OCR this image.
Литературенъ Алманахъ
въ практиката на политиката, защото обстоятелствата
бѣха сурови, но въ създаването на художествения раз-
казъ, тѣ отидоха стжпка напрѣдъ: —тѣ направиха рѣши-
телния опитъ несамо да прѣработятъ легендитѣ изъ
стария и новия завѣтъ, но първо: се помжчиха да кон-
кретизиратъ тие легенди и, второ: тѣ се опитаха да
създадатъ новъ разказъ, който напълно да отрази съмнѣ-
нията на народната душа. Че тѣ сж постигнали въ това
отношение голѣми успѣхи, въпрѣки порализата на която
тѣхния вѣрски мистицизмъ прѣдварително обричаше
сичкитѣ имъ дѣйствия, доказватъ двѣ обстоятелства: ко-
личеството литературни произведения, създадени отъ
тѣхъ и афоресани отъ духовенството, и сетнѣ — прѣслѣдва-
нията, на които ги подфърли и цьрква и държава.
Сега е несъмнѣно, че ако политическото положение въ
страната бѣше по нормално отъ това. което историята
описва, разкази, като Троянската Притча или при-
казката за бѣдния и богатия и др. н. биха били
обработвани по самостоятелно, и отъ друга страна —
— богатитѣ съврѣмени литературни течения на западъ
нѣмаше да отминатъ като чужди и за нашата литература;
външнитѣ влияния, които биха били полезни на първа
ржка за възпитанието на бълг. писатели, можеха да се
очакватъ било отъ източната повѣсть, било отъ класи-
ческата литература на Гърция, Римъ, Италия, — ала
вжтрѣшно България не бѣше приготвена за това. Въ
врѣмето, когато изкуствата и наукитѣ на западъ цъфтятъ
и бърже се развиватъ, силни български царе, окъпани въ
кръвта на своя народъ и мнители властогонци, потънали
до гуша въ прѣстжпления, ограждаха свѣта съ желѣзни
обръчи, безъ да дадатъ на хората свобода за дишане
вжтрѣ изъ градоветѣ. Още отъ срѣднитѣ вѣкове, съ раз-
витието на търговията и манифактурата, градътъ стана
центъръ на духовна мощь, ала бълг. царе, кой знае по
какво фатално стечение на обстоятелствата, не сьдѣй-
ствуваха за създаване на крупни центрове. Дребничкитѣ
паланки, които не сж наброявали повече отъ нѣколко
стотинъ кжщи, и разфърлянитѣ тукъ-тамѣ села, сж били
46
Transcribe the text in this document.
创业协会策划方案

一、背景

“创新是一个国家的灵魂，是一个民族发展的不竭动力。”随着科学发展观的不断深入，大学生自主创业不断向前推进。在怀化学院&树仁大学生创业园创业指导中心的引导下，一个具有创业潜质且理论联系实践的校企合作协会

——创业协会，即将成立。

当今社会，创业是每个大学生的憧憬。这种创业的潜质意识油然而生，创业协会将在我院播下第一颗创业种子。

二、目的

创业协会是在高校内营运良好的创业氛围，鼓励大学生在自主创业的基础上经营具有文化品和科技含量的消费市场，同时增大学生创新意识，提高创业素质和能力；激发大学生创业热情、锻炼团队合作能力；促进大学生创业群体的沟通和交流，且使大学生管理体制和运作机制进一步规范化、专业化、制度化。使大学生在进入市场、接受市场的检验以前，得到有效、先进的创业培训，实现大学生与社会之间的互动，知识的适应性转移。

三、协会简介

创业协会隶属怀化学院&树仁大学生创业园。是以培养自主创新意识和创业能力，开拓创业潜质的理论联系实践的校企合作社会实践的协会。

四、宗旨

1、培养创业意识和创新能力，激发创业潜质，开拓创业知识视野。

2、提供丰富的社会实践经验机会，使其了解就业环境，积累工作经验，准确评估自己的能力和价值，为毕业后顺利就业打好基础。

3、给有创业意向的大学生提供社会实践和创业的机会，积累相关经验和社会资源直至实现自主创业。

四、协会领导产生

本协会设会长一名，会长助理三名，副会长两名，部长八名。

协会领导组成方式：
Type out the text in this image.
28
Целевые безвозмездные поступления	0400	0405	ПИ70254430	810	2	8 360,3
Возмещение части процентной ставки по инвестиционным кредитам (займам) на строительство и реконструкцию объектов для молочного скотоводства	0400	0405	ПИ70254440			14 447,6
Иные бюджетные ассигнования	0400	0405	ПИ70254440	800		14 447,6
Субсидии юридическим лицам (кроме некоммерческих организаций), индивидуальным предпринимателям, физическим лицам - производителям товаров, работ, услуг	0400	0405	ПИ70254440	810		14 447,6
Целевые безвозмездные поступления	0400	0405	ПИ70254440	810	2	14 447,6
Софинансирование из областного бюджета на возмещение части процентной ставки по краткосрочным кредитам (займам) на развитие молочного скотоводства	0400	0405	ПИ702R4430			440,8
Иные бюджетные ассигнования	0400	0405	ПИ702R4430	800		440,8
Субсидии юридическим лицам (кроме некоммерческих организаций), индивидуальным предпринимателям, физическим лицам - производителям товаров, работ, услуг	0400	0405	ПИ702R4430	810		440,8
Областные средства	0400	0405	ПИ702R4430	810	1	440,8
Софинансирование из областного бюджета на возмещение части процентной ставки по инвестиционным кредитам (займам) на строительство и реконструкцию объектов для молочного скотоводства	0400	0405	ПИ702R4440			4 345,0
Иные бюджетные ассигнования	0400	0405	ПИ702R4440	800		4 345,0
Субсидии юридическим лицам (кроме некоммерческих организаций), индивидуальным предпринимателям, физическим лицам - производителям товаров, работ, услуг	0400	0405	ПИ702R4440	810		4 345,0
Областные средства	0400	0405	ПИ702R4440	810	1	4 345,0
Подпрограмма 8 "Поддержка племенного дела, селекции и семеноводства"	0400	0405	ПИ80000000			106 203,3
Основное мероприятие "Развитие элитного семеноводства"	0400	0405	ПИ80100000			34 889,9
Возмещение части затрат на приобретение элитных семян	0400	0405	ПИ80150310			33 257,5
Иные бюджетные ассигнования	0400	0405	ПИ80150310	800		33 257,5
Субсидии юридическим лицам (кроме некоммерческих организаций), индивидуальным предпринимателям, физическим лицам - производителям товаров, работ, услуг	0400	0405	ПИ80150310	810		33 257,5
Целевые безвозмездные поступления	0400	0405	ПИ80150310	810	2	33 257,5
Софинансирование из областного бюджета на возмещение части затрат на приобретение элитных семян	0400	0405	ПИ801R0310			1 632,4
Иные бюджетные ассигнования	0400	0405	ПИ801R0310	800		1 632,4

WHAT YOU SHOULD DO —
Output the records exactly, including every line.

EXERCISE OUTPUT —
OCR this image.
Литературенъ Алманахъ
въ практиката на политиката, защото обстоятелствата
бѣха сурови, но въ създаването на художествения раз-
казъ, тѣ отидоха стжпка напрѣдъ: —тѣ направиха рѣши-
телния опитъ несамо да прѣработятъ легендитѣ изъ
стария и новия завѣтъ, но първо: се помжчиха да кон-
кретизиратъ тие легенди и, второ: тѣ се опитаха да
създадатъ новъ разказъ, който напълно да отрази съмнѣ-
нията на народната душа. Че тѣ сж постигнали въ това
отношение голѣми успѣхи, въпрѣки порализата на която
тѣхния вѣрски мистицизмъ прѣдварително обричаше
сичкитѣ имъ дѣйствия, доказватъ двѣ обстоятелства: ко-
личеството литературни произведения, създадени отъ
тѣхъ и афоресани отъ духовенството, и сетнѣ — прѣслѣдва-
нията, на които ги подфърли и цьрква и държава.
Сега е несъмнѣно, че ако политическото положение въ
страната бѣше по нормално отъ това. което историята
описва, разкази, като Троянската Притча или при-
казката за бѣдния и богатия и др. н. биха били
обработвани по самостоятелно, и отъ друга страна —
— богатитѣ съврѣмени литературни течения на западъ
нѣмаше да отминатъ като чужди и за нашата литература;
външнитѣ влияния, които биха били полезни на първа
ржка за възпитанието на бълг. писатели, можеха да се
очакватъ било отъ източната повѣсть, било отъ класи-
ческата литература на Гърция, Римъ, Италия, — ала
вжтрѣшно България не бѣше приготвена за това. Въ
врѣмето, когато изкуствата и наукитѣ на западъ цъфтятъ
и бърже се развиватъ, силни български царе, окъпани въ
кръвта на своя народъ и мнители властогонци, потънали
до гуша въ прѣстжпления, ограждаха свѣта съ желѣзни
обръчи, безъ да дадатъ на хората свобода за дишане
вжтрѣ изъ градоветѣ. Още отъ срѣднитѣ вѣкове, съ раз-
витието на търговията и манифактурата, градътъ стана
центъръ на духовна мощь, ала бълг. царе, кой знае по
какво фатално стечение на обстоятелствата, не сьдѣй-
ствуваха за създаване на крупни центрове. Дребничкитѣ
паланки, които не сж наброявали повече отъ нѣколко
стотинъ кжщи, и разфърлянитѣ тукъ-тамѣ села, сж били
46
Transcribe the text in this document.
创业协会策划方案

一、背景

“创新是一个国家的灵魂，是一个民族发展的不竭动力。”随着科学发展观的不断深入，大学生自主创业不断向前推进。在怀化学院&树仁大学生创业园创业指导中心的引导下，一个具有创业潜质且理论联系实践的校企合作协会

——创业协会，即将成立。

当今社会，创业是每个大学生的憧憬。这种创业的潜质意识油然而生，创业协会将在我院播下第一颗创业种子。

二、目的

创业协会是在高校内营运良好的创业氛围，鼓励大学生在自主创业的基础上经营具有文化品和科技含量的消费市场，同时增大学生创新意识，提高创业素质和能力；激发大学生创业热情、锻炼团队合作能力；促进大学生创业群体的沟通和交流，且使大学生管理体制和运作机制进一步规范化、专业化、制度化。使大学生在进入市场、接受市场的检验以前，得到有效、先进的创业培训，实现大学生与社会之间的互动，知识的适应性转移。

三、协会简介

创业协会隶属怀化学院&树仁大学生创业园。是以培养自主创新意识和创业能力，开拓创业潜质的理论联系实践的校企合作社会实践的协会。

四、宗旨

1、培养创业意识和创新能力，激发创业潜质，开拓创业知识视野。

2、提供丰富的社会实践经验机会，使其了解就业环境，积累工作经验，准确评估自己的能力和价值，为毕业后顺利就业打好基础。

3、给有创业意向的大学生提供社会实践和创业的机会，积累相关经验和社会资源直至实现自主创业。

四、协会领导产生

本协会设会长一名，会长助理三名，副会长两名，部长八名。

协会领导组成方式：
Type out the text in this image.
28
Целевые безвозмездные поступления	0400	0405	ПИ70254430	810	2	8 360,3
Возмещение части процентной ставки по инвестиционным кредитам (займам) на строительство и реконструкцию объектов для молочного скотоводства	0400	0405	ПИ70254440			14 447,6
Иные бюджетные ассигнования	0400	0405	ПИ70254440	800		14 447,6
Субсидии юридическим лицам (кроме некоммерческих организаций), индивидуальным предпринимателям, физическим лицам - производителям товаров, работ, услуг	0400	0405	ПИ70254440	810		14 447,6
Целевые безвозмездные поступления	0400	0405	ПИ70254440	810	2	14 447,6
Софинансирование из областного бюджета на возмещение части процентной ставки по краткосрочным кредитам (займам) на развитие молочного скотоводства	0400	0405	ПИ702R4430			440,8
Иные бюджетные ассигнования	0400	0405	ПИ702R4430	800		440,8
Субсидии юридическим лицам (кроме некоммерческих организаций), индивидуальным предпринимателям, физическим лицам - производителям товаров, работ, услуг	0400	0405	ПИ702R4430	810		440,8
Областные средства	0400	0405	ПИ702R4430	810	1	440,8
Софинансирование из областного бюджета на возмещение части процентной ставки по инвестиционным кредитам (займам) на строительство и реконструкцию объектов для молочного скотоводства	0400	0405	ПИ702R4440			4 345,0
Иные бюджетные ассигнования	0400	0405	ПИ702R4440	800		4 345,0
Субсидии юридическим лицам (кроме некоммерческих организаций), индивидуальным предпринимателям, физическим лицам - производителям товаров, работ, услуг	0400	0405	ПИ702R4440	810		4 345,0
Областные средства	0400	0405	ПИ702R4440	810	1	4 345,0
Подпрограмма 8 "Поддержка племенного дела, селекции и семеноводства"	0400	0405	ПИ80000000			106 203,3
Основное мероприятие "Развитие элитного семеноводства"	0400	0405	ПИ80100000			34 889,9
Возмещение части затрат на приобретение элитных семян	0400	0405	ПИ80150310			33 257,5
Иные бюджетные ассигнования	0400	0405	ПИ80150310	800		33 257,5
Субсидии юридическим лицам (кроме некоммерческих организаций), индивидуальным предпринимателям, физическим лицам - производителям товаров, работ, услуг	0400	0405	ПИ80150310	810		33 257,5
Целевые безвозмездные поступления	0400	0405	ПИ80150310	810	2	33 257,5
Софинансирование из областного бюджета на возмещение части затрат на приобретение элитных семян	0400	0405	ПИ801R0310			1 632,4
Иные бюджетные ассигнования	0400	0405	ПИ801R0310	800		1 632,4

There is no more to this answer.